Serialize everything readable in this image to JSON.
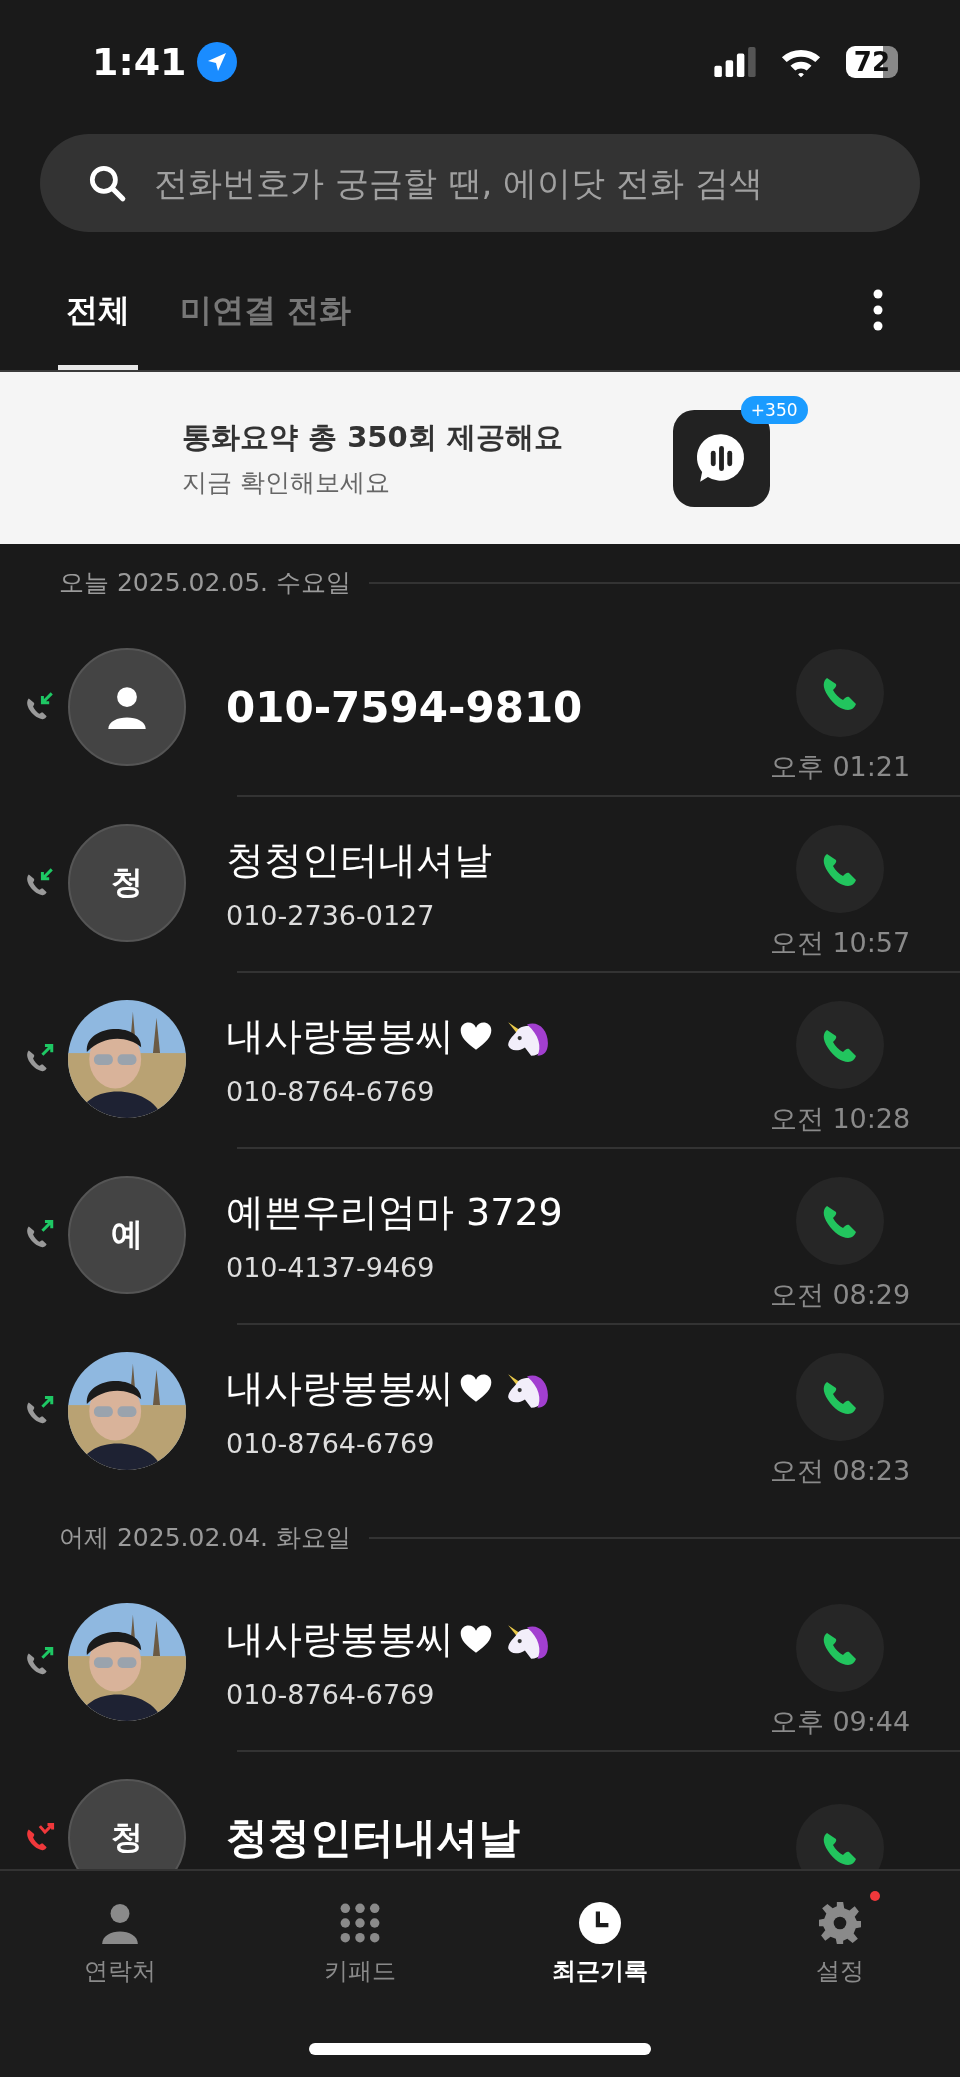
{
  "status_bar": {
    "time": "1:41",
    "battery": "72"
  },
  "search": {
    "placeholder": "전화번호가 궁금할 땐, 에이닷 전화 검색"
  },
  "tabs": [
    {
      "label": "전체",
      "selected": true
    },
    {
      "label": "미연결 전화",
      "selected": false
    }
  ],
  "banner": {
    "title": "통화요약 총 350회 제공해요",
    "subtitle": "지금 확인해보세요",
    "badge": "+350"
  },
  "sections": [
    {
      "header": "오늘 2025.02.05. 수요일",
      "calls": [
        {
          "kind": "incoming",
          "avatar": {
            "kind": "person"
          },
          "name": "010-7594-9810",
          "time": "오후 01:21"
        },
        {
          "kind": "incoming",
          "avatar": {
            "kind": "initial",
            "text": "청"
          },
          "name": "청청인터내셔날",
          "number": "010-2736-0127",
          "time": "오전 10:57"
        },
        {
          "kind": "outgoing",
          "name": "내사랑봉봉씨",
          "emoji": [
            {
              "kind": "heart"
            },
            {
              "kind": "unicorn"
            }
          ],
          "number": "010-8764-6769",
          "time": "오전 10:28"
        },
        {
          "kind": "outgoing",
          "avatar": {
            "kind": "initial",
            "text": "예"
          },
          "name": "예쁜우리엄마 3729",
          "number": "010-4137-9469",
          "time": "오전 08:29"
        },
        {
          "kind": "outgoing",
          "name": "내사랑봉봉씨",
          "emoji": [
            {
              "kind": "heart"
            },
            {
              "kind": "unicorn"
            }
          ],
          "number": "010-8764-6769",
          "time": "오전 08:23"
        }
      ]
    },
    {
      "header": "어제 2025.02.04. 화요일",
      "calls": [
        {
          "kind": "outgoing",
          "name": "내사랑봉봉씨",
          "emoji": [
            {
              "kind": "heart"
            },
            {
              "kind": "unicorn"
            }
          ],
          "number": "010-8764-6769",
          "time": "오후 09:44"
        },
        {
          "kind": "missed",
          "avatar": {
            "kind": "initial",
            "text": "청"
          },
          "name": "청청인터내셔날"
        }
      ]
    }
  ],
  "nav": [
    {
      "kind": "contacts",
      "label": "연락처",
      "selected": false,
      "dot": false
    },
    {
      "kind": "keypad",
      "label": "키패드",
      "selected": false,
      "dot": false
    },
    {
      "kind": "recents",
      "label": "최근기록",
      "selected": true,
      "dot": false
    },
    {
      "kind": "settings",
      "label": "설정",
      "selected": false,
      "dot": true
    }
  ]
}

###

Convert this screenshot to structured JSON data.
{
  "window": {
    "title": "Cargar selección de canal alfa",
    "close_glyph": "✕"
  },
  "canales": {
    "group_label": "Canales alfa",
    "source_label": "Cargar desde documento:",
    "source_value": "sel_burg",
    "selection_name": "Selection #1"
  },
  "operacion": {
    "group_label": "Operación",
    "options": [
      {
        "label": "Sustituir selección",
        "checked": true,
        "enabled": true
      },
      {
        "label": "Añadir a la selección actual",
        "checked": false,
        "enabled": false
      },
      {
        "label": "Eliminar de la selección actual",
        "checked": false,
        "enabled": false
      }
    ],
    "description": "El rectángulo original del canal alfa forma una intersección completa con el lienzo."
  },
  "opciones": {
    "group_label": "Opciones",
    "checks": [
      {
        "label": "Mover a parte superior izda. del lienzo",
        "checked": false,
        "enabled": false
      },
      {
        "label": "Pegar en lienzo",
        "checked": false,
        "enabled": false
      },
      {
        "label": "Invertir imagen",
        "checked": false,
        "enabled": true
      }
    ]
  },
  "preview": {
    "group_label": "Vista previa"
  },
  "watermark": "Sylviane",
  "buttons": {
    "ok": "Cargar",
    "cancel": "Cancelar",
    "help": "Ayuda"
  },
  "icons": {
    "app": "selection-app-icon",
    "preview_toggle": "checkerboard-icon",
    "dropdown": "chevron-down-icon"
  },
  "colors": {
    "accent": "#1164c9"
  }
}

###

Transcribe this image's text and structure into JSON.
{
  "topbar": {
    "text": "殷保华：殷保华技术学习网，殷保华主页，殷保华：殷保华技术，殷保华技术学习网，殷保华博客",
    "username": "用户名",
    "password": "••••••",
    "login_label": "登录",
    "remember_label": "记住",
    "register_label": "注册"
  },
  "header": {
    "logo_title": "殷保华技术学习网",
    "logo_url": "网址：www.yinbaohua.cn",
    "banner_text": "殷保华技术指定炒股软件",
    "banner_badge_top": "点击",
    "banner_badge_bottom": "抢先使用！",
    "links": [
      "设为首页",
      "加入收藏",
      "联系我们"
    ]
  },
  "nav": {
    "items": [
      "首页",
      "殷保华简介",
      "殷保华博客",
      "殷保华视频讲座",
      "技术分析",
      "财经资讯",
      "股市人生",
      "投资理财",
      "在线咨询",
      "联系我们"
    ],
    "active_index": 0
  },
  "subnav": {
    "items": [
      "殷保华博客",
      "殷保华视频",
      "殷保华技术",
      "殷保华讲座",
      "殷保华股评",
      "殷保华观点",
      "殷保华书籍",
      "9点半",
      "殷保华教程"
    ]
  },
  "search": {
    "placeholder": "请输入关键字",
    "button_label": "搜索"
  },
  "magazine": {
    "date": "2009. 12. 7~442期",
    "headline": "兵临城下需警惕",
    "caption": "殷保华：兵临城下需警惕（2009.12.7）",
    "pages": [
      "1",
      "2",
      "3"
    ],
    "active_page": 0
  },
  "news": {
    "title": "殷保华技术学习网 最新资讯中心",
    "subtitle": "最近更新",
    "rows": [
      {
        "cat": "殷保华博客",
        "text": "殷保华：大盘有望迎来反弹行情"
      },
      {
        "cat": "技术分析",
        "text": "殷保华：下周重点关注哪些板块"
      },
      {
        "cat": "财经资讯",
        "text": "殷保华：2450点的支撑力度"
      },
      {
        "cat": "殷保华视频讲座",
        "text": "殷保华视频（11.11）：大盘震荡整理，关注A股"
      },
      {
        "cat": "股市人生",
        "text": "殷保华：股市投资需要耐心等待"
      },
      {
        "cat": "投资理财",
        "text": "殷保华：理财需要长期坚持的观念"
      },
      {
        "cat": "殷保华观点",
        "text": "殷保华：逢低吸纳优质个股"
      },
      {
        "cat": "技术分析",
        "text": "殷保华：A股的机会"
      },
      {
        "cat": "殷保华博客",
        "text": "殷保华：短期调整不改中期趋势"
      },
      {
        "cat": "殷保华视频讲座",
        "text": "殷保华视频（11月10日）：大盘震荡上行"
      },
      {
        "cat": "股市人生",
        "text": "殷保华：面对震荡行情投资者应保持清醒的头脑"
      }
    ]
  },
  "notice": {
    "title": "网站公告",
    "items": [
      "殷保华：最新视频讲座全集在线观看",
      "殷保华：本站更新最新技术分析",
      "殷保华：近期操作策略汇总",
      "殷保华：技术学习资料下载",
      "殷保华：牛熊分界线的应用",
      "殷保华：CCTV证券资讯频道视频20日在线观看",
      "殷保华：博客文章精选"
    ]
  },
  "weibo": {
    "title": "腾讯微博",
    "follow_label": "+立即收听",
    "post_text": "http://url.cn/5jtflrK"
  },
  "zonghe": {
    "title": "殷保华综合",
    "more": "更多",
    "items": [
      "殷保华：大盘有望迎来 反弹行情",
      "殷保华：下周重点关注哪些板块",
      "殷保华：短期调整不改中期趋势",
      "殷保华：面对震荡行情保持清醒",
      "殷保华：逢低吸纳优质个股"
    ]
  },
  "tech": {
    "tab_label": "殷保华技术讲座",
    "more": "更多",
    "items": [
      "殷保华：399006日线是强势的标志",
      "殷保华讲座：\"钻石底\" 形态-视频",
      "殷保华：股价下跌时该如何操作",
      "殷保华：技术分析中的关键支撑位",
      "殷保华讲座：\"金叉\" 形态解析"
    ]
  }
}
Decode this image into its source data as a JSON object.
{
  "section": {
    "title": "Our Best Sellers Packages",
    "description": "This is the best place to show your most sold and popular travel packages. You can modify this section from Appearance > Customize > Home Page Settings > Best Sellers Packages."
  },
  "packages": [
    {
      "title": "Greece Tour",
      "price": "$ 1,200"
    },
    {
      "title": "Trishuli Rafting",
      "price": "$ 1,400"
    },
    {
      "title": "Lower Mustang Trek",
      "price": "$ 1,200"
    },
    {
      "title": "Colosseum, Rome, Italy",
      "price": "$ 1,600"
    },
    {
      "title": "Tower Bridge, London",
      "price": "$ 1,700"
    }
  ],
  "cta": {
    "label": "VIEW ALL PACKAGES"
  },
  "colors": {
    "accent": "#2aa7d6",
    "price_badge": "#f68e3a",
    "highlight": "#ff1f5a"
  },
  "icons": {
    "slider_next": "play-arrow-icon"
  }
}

###

Look through the material above and pick out each line holding the word "Best".

    "title": "Our Best Sellers Packages",
    "description": "This is the best place to show your most sold and popular travel packages. You can modify this section from Appearance > Customize > Home Page Settings > Best Sellers Packages."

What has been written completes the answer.